WRITTEN TASK: Skip the images. Copy the records exactly as written.

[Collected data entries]
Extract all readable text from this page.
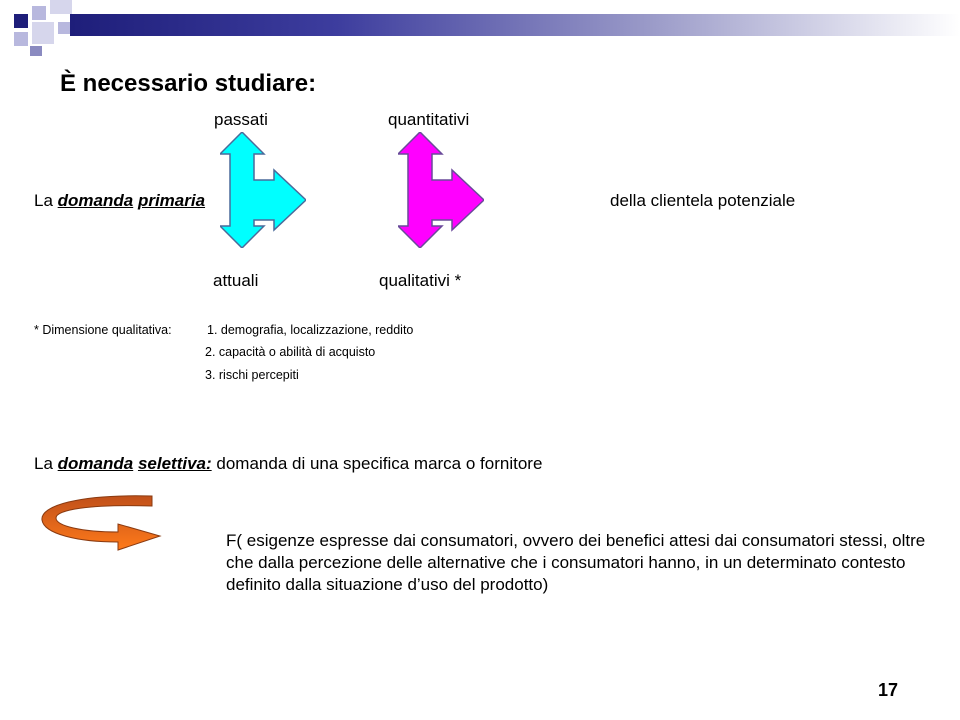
È necessario studiare:
passati	quantitativi
attuali	qualitativi *
La domanda primaria	della clientela potenziale
* Dimensione qualitativa:	1. demografia, localizzazione, reddito
2. capacità o abilità di acquisto
3. rischi percepiti
La domanda selettiva: domanda di una specifica marca o fornitore
F( esigenze espresse dai consumatori, ovvero dei benefici attesi dai consumatori stessi, oltre che dalla percezione delle alternative che i consumatori hanno, in un determinato contesto definito dalla situazione d’uso del prodotto)
17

RESPONSE FOR THIS EXERCISE:
Extract all readable text from this page.
È necessario studiare:
passati	quantitativi
attuali	qualitativi *
La domanda primaria	della clientela potenziale
* Dimensione qualitativa:	1. demografia, localizzazione, reddito
2. capacità o abilità di acquisto
3. rischi percepiti
La domanda selettiva: domanda di una specifica marca o fornitore
F( esigenze espresse dai consumatori, ovvero dei benefici attesi dai consumatori stessi, oltre che dalla percezione delle alternative che i consumatori hanno, in un determinato contesto definito dalla situazione d’uso del prodotto)
17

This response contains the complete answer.